Each line below must be set down exactly; omit any image you find.

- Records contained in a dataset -
-------------------------

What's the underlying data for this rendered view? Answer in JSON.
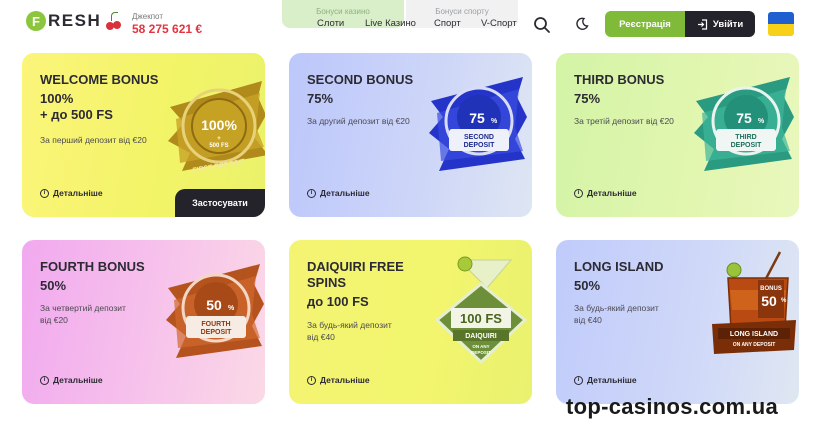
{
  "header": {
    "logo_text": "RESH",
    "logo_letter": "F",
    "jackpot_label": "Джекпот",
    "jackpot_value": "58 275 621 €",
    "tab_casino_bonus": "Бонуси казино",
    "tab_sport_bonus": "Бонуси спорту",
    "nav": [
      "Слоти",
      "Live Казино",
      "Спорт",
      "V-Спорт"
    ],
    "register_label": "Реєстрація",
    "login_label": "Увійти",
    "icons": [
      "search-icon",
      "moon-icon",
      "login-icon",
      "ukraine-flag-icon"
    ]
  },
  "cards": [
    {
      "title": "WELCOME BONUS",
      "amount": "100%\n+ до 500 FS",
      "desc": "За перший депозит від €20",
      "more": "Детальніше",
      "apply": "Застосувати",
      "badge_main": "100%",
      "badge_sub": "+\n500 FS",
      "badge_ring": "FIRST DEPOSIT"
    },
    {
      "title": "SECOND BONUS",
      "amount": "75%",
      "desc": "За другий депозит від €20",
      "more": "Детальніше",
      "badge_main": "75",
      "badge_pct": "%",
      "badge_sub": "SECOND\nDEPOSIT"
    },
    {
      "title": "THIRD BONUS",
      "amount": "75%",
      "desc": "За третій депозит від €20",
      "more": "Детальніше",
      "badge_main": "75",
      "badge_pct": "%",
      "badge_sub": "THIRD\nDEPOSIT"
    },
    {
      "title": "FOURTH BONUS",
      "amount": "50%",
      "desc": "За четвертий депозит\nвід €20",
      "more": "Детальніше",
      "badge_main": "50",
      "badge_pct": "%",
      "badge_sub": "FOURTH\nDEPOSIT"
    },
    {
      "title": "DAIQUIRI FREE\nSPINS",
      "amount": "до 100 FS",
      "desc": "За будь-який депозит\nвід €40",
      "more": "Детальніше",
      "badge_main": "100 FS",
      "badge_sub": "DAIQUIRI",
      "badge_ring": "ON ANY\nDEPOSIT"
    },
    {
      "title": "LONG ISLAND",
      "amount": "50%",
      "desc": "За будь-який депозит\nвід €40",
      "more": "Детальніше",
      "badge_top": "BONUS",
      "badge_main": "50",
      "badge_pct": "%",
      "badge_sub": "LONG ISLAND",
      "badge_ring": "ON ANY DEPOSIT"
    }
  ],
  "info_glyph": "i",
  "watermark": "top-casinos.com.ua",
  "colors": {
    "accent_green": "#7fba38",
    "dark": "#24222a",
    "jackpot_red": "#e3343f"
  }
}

-------------------------

- IN RESPONSE -
What's the underlying data for this rendered view? Answer in JSON.
{
  "header": {
    "logo_text": "RESH",
    "logo_letter": "F",
    "jackpot_label": "Джекпот",
    "jackpot_value": "58 275 621 €",
    "tab_casino_bonus": "Бонуси казино",
    "tab_sport_bonus": "Бонуси спорту",
    "nav": [
      "Слоти",
      "Live Казино",
      "Спорт",
      "V-Спорт"
    ],
    "register_label": "Реєстрація",
    "login_label": "Увійти",
    "icons": [
      "search-icon",
      "moon-icon",
      "login-icon",
      "ukraine-flag-icon"
    ]
  },
  "cards": [
    {
      "title": "WELCOME BONUS",
      "amount": "100%\n+ до 500 FS",
      "desc": "За перший депозит від €20",
      "more": "Детальніше",
      "apply": "Застосувати",
      "badge_main": "100%",
      "badge_sub": "+\n500 FS",
      "badge_ring": "FIRST DEPOSIT"
    },
    {
      "title": "SECOND BONUS",
      "amount": "75%",
      "desc": "За другий депозит від €20",
      "more": "Детальніше",
      "badge_main": "75",
      "badge_pct": "%",
      "badge_sub": "SECOND\nDEPOSIT"
    },
    {
      "title": "THIRD BONUS",
      "amount": "75%",
      "desc": "За третій депозит від €20",
      "more": "Детальніше",
      "badge_main": "75",
      "badge_pct": "%",
      "badge_sub": "THIRD\nDEPOSIT"
    },
    {
      "title": "FOURTH BONUS",
      "amount": "50%",
      "desc": "За четвертий депозит\nвід €20",
      "more": "Детальніше",
      "badge_main": "50",
      "badge_pct": "%",
      "badge_sub": "FOURTH\nDEPOSIT"
    },
    {
      "title": "DAIQUIRI FREE\nSPINS",
      "amount": "до 100 FS",
      "desc": "За будь-який депозит\nвід €40",
      "more": "Детальніше",
      "badge_main": "100 FS",
      "badge_sub": "DAIQUIRI",
      "badge_ring": "ON ANY\nDEPOSIT"
    },
    {
      "title": "LONG ISLAND",
      "amount": "50%",
      "desc": "За будь-який депозит\nвід €40",
      "more": "Детальніше",
      "badge_top": "BONUS",
      "badge_main": "50",
      "badge_pct": "%",
      "badge_sub": "LONG ISLAND",
      "badge_ring": "ON ANY DEPOSIT"
    }
  ],
  "info_glyph": "i",
  "watermark": "top-casinos.com.ua",
  "colors": {
    "accent_green": "#7fba38",
    "dark": "#24222a",
    "jackpot_red": "#e3343f"
  }
}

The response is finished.